Supplied records
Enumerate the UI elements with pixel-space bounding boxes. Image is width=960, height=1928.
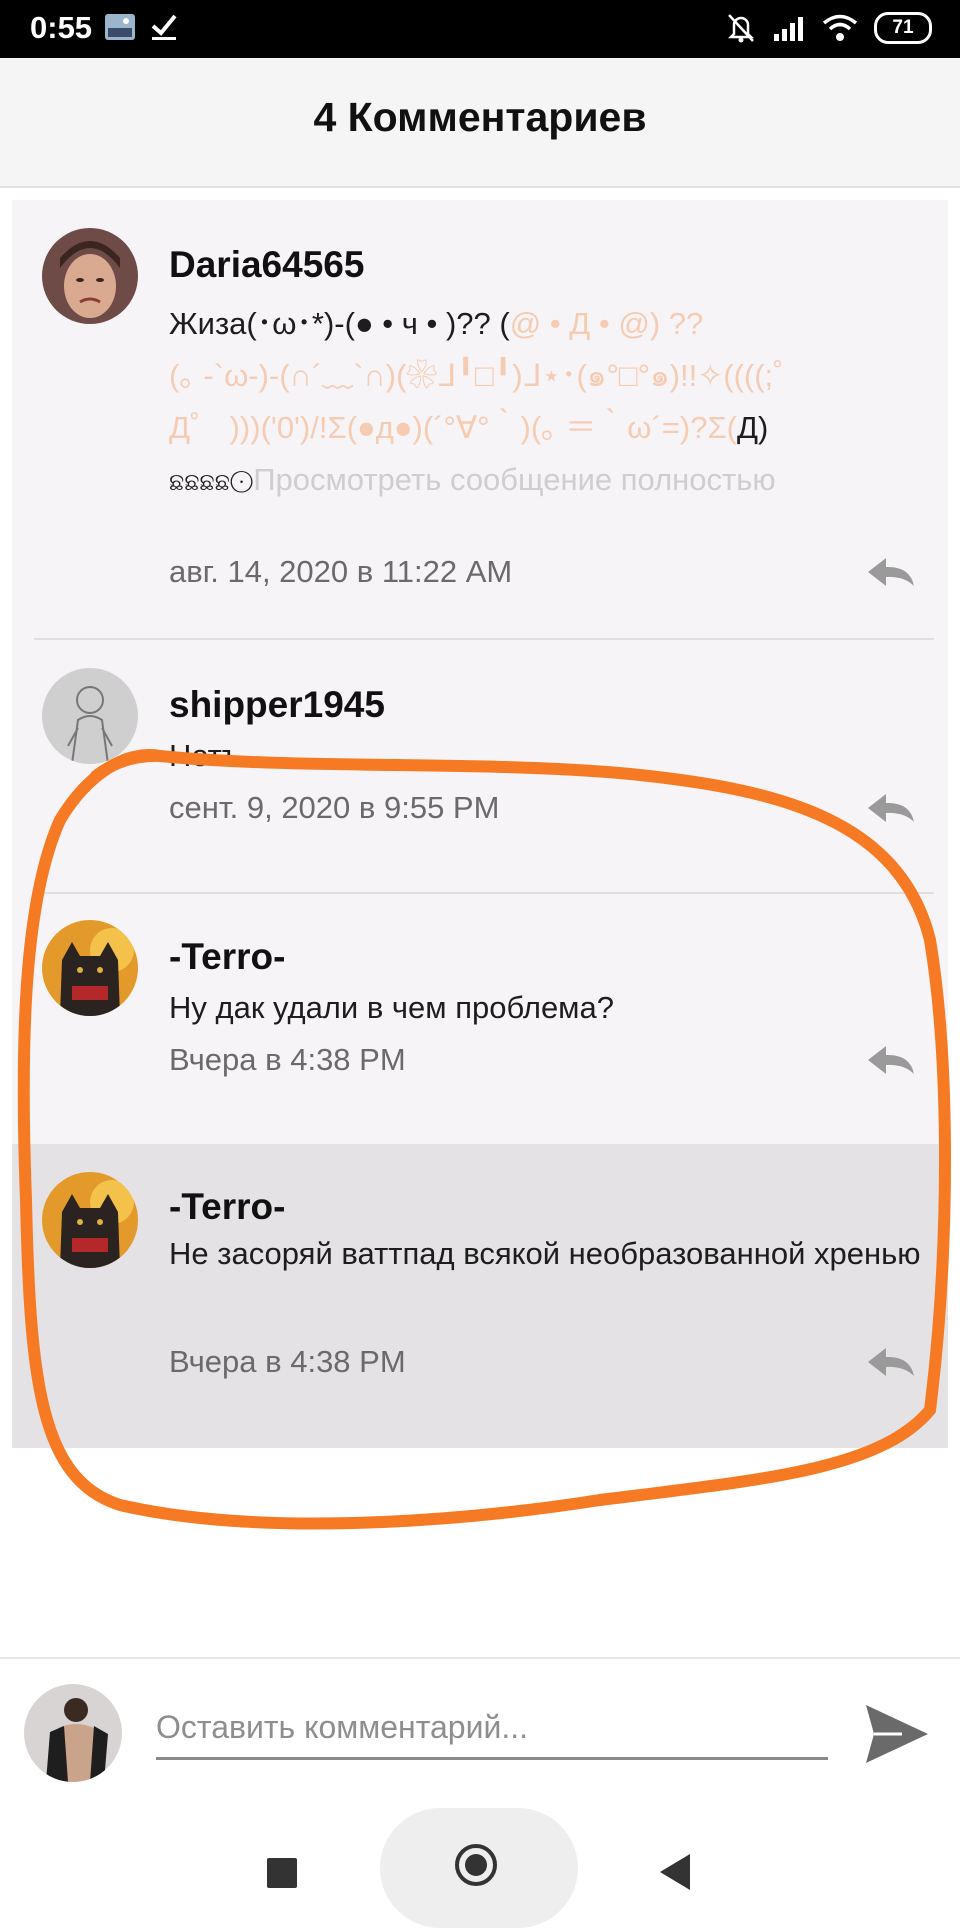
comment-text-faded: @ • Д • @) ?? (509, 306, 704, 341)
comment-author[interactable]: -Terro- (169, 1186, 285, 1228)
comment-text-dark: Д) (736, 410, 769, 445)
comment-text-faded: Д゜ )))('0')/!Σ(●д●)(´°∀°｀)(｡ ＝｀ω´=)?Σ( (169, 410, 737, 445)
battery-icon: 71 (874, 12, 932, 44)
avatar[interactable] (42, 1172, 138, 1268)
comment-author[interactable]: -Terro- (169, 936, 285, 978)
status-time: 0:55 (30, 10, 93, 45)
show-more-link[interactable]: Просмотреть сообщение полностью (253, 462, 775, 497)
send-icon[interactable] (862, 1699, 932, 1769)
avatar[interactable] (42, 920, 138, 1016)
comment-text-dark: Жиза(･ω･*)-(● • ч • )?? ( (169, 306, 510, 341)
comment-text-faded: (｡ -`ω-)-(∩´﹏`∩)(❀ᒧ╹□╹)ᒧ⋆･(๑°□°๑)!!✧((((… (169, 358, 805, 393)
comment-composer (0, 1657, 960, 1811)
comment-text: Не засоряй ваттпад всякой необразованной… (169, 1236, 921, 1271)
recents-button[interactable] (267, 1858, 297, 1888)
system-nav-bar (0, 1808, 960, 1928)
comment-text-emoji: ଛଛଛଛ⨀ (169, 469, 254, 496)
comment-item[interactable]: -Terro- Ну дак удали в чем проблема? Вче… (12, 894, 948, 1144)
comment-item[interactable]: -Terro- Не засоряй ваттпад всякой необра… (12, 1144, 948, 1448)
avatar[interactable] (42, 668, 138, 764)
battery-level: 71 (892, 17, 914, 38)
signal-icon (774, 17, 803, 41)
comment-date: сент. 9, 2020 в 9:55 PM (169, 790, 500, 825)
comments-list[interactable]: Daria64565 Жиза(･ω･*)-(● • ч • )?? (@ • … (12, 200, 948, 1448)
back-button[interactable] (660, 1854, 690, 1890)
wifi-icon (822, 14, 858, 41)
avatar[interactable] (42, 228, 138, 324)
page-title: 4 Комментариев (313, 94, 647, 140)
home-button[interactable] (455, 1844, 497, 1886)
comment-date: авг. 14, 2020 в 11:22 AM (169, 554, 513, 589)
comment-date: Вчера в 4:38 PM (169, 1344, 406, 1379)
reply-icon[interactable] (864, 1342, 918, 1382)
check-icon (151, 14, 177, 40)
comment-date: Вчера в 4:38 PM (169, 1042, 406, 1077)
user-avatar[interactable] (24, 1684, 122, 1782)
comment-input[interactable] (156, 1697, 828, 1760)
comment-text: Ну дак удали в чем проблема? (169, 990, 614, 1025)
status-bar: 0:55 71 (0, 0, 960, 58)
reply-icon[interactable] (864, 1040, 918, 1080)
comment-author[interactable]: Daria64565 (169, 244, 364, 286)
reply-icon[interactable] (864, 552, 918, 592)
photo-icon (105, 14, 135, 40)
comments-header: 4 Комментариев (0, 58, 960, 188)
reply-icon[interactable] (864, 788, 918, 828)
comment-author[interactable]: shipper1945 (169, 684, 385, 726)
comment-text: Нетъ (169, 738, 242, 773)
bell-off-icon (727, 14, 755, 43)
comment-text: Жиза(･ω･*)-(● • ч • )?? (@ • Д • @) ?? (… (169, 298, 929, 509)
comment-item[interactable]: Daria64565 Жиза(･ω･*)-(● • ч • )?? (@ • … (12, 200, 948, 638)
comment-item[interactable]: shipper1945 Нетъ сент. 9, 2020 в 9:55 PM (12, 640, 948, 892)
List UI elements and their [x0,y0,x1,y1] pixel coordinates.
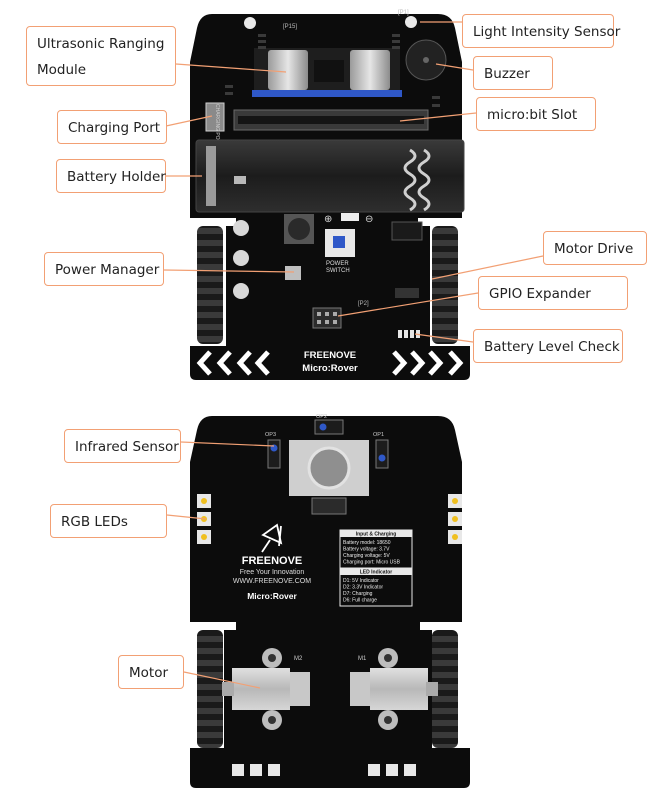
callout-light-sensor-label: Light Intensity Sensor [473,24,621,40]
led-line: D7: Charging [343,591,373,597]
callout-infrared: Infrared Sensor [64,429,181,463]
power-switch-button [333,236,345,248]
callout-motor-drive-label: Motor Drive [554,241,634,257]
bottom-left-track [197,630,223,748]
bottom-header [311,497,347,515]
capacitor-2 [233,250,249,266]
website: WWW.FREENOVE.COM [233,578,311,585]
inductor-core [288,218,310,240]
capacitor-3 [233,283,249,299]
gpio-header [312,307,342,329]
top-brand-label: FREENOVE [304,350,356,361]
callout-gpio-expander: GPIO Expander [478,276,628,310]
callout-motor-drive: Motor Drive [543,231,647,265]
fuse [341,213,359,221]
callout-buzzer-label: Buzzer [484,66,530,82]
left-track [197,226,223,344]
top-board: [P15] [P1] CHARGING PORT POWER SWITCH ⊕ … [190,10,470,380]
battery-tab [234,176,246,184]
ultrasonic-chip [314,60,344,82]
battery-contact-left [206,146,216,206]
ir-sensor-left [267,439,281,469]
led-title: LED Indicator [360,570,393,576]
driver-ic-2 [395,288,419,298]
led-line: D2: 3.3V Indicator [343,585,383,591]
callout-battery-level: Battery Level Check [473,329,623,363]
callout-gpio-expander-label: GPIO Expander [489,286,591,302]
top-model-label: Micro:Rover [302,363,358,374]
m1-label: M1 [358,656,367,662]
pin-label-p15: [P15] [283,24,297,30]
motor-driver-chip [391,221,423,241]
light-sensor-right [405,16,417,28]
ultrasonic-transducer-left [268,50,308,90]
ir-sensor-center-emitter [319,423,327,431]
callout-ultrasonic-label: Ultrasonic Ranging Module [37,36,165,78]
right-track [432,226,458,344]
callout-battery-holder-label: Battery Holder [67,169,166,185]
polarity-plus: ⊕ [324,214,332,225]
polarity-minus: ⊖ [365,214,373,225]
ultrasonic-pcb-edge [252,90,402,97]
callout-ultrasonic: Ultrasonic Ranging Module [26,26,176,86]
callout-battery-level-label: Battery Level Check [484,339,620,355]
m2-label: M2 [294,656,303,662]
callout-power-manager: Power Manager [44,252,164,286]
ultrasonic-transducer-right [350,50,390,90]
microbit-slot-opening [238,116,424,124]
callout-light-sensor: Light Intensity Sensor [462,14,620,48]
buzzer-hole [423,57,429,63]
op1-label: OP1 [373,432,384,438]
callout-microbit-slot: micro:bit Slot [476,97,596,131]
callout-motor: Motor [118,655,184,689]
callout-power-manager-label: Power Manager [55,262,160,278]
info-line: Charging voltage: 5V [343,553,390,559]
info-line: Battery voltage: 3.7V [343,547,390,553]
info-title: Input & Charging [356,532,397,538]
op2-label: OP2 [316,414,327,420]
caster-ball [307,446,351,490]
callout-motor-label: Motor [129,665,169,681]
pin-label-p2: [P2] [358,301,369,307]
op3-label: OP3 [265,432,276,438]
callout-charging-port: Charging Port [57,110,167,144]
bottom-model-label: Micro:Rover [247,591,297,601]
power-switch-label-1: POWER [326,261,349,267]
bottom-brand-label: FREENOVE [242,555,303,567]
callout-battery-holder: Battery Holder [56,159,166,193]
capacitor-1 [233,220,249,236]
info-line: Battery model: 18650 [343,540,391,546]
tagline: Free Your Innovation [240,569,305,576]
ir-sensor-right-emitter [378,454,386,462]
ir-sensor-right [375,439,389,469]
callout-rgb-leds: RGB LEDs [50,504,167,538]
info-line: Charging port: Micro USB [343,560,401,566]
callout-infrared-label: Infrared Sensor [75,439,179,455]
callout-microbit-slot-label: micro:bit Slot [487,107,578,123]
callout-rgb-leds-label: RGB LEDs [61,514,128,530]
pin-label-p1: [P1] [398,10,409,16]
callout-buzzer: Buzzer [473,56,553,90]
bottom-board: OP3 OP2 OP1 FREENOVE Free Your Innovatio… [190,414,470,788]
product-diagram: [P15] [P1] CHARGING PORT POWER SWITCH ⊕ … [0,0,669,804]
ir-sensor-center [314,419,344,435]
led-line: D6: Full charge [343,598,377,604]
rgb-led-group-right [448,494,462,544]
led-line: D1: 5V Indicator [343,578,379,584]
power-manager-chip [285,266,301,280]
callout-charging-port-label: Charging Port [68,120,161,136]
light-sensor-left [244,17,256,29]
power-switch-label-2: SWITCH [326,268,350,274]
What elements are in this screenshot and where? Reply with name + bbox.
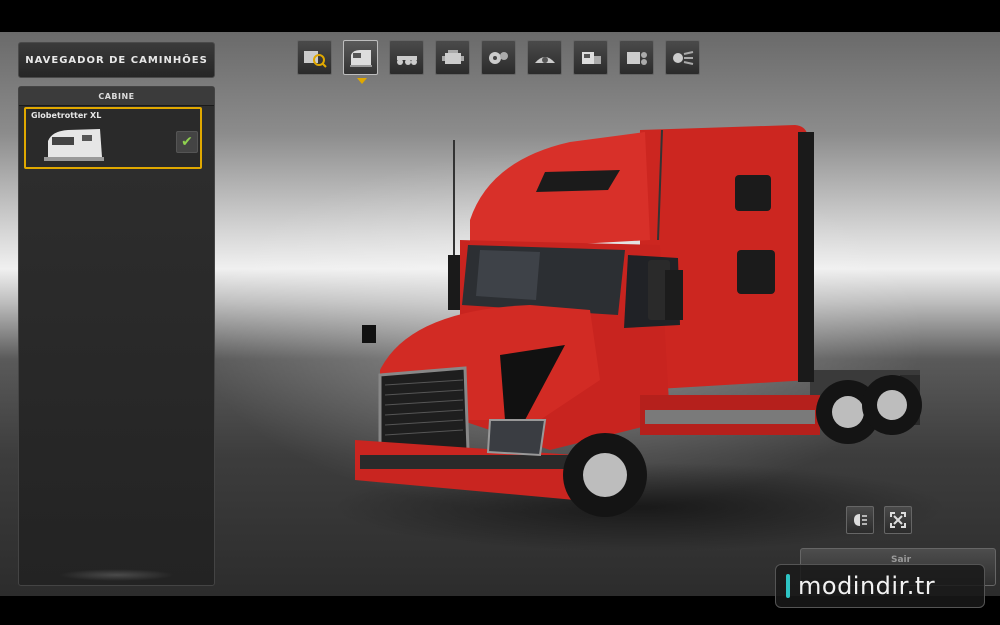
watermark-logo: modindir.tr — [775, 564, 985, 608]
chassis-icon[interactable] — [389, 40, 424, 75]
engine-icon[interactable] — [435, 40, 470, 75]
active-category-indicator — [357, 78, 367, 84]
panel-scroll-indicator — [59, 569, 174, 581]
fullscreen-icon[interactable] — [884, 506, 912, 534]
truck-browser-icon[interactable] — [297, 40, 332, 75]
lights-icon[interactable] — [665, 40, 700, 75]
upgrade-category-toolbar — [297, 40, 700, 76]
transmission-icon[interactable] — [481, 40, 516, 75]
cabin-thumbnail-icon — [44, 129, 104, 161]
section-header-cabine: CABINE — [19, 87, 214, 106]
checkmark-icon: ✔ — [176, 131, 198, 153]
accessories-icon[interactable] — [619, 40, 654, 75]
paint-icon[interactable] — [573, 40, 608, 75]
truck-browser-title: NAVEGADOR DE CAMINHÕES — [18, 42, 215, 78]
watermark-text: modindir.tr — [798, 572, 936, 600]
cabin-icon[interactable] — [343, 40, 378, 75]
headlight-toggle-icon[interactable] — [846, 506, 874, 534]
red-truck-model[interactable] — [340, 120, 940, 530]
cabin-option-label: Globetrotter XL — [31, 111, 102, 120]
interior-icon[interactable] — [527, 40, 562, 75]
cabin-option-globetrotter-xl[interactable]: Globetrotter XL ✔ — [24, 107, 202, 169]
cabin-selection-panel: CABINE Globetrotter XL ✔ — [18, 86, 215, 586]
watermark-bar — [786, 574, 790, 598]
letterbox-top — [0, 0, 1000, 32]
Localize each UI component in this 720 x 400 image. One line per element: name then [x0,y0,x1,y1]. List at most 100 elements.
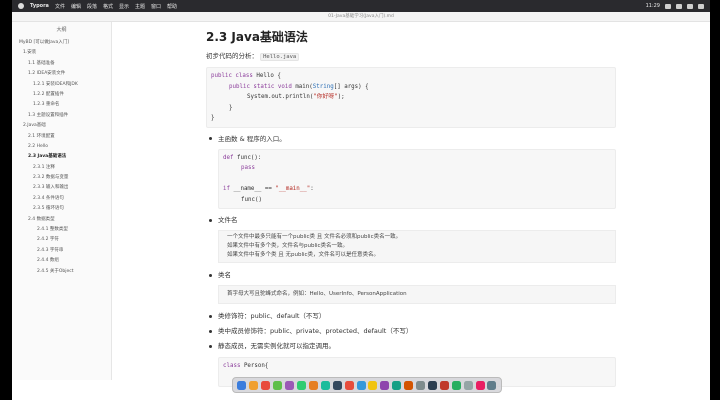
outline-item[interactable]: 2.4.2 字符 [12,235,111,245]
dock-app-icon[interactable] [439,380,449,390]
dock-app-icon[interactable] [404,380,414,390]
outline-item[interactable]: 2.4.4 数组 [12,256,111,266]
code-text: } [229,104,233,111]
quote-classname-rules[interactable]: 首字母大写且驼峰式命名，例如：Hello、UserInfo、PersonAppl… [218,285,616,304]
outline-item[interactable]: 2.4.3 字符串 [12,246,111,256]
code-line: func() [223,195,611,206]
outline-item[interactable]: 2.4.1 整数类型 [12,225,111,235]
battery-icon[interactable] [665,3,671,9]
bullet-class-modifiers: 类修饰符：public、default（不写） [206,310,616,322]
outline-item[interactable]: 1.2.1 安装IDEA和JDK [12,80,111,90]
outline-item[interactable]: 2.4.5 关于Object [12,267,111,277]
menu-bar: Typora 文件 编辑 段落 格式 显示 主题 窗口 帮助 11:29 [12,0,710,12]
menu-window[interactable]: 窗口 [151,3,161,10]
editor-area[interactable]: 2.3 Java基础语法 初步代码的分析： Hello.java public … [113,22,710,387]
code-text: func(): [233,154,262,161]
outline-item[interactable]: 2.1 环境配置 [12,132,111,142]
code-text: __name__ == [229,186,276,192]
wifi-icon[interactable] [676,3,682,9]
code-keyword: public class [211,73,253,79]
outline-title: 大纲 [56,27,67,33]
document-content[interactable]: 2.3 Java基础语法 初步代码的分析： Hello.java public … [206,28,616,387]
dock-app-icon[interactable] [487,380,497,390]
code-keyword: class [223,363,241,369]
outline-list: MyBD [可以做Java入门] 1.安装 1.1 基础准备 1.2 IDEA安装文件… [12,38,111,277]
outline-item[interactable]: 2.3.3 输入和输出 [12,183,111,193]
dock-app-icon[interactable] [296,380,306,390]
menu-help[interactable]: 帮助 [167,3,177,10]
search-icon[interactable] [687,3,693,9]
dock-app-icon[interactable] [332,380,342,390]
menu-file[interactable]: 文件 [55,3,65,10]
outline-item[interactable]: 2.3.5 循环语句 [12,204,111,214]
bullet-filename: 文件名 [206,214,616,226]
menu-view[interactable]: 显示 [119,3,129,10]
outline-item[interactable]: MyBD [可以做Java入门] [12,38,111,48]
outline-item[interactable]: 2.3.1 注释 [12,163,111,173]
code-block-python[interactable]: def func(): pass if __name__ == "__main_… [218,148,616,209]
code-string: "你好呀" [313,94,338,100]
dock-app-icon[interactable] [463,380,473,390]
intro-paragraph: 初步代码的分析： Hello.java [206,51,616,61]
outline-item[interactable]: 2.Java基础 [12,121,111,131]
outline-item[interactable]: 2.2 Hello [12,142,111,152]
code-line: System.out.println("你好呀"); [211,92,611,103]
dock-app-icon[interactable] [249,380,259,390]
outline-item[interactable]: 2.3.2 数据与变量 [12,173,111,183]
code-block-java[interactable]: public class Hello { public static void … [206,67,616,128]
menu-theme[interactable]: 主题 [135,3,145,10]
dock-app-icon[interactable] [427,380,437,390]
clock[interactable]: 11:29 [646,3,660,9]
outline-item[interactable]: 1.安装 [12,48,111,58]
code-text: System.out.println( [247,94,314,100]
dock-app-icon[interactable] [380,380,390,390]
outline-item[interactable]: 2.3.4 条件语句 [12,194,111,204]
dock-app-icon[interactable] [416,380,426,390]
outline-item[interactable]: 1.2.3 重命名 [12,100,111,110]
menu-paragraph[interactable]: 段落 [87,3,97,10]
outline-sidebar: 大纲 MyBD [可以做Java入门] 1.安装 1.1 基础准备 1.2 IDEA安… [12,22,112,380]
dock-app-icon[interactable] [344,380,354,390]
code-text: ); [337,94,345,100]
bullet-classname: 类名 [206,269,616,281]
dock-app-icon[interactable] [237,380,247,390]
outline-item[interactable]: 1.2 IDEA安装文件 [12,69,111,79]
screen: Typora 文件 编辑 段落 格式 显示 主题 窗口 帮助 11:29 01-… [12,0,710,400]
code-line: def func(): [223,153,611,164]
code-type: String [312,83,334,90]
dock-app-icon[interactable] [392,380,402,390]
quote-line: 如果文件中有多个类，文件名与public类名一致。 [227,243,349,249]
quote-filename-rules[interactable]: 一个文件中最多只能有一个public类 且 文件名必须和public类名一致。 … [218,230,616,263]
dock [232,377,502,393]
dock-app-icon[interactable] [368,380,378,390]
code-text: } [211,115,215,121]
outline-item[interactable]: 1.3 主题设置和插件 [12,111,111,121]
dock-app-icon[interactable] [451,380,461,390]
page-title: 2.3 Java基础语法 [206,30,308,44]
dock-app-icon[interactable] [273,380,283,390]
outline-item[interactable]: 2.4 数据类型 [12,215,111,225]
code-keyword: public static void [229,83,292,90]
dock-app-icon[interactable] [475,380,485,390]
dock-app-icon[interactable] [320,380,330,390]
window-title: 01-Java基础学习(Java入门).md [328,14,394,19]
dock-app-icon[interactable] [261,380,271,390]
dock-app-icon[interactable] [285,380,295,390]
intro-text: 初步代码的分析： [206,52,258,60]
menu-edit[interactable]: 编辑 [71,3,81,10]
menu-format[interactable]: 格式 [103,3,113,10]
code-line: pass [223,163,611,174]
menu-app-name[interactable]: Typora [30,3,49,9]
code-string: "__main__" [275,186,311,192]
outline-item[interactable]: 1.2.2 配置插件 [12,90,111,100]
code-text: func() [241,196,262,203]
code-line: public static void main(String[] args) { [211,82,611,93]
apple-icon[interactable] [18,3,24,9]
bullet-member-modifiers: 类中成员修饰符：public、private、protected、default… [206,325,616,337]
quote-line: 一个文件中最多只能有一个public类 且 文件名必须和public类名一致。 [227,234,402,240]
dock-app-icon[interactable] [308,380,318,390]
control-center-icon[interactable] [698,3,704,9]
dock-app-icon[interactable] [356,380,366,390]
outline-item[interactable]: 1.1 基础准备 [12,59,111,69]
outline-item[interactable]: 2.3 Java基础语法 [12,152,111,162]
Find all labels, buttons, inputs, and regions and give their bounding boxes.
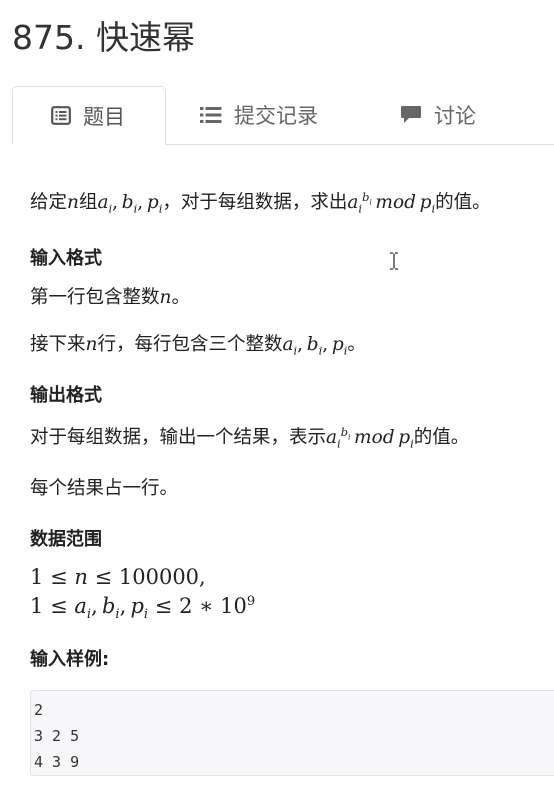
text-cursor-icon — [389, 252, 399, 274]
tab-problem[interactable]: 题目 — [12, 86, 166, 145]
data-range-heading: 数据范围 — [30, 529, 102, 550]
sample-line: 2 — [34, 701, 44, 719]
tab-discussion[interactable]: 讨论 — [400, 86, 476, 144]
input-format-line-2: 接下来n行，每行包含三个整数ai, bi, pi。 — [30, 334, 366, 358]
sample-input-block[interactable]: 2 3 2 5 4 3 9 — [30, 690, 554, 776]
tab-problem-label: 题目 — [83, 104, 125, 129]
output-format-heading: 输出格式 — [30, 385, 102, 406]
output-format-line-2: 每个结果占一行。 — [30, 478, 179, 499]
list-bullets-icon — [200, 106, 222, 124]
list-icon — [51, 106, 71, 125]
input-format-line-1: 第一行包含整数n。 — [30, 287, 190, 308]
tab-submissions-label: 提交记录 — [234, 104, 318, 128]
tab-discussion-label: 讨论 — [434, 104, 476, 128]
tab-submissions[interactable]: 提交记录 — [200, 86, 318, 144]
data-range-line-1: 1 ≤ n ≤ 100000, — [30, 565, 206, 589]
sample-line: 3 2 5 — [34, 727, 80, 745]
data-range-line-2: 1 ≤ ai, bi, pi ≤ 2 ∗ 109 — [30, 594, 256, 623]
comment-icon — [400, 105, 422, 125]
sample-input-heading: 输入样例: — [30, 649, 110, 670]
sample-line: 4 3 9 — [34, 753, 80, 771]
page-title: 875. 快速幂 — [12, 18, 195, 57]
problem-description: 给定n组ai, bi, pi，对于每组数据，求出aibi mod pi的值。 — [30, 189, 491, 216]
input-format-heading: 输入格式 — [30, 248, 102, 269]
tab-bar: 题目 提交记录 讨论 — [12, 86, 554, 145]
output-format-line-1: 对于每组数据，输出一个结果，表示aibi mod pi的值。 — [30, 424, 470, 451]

Exercise description
Copy the rows above verbatim, starting at the line with "outline-item[interactable]: 2.4.2 字符" and continuing up to and including the line with "menu-file[interactable]: 文件 [55,3,65,10]".

Result
outline-item[interactable]: 2.4.2 字符 [12,235,111,245]
dock-app-icon[interactable] [439,380,449,390]
dock-app-icon[interactable] [404,380,414,390]
outline-item[interactable]: 2.4.4 数组 [12,256,111,266]
code-text: } [229,104,233,111]
quote-classname-rules[interactable]: 首字母大写且驼峰式命名，例如：Hello、UserInfo、PersonAppl… [218,285,616,304]
outline-item[interactable]: 2.4.3 字符串 [12,246,111,256]
code-line: func() [223,195,611,206]
outline-item[interactable]: 2.4.1 整数类型 [12,225,111,235]
battery-icon[interactable] [665,3,671,9]
bullet-class-modifiers: 类修饰符：public、default（不写） [206,310,616,322]
outline-item[interactable]: 1.2.1 安装IDEA和JDK [12,80,111,90]
outline-item[interactable]: 2.4.5 关于Object [12,267,111,277]
menu-bar: Typora 文件 编辑 段落 格式 显示 主题 窗口 帮助 11:29 [12,0,710,12]
menu-window[interactable]: 窗口 [151,3,161,10]
editor-area[interactable]: 2.3 Java基础语法 初步代码的分析： Hello.java public … [113,22,710,387]
code-text: func(): [233,154,262,161]
outline-item[interactable]: 2.1 环境配置 [12,132,111,142]
code-text: __name__ == [229,186,276,192]
wifi-icon[interactable] [676,3,682,9]
code-keyword: public class [211,73,253,79]
outline-title: 大纲 [56,27,67,33]
document-content[interactable]: 2.3 Java基础语法 初步代码的分析： Hello.java public … [206,28,616,387]
dock-app-icon[interactable] [487,380,497,390]
code-keyword: class [223,363,241,369]
outline-list: MyBD [可以做Java入门] 1.安装 1.1 基础准备 1.2 IDEA安装文件… [12,38,111,277]
outline-item[interactable]: 2.3.3 输入和输出 [12,183,111,193]
dock-app-icon[interactable] [296,380,306,390]
menu-help[interactable]: 帮助 [167,3,177,10]
search-icon[interactable] [687,3,693,9]
dock-app-icon[interactable] [332,380,342,390]
menu-file[interactable]: 文件 [55,3,65,10]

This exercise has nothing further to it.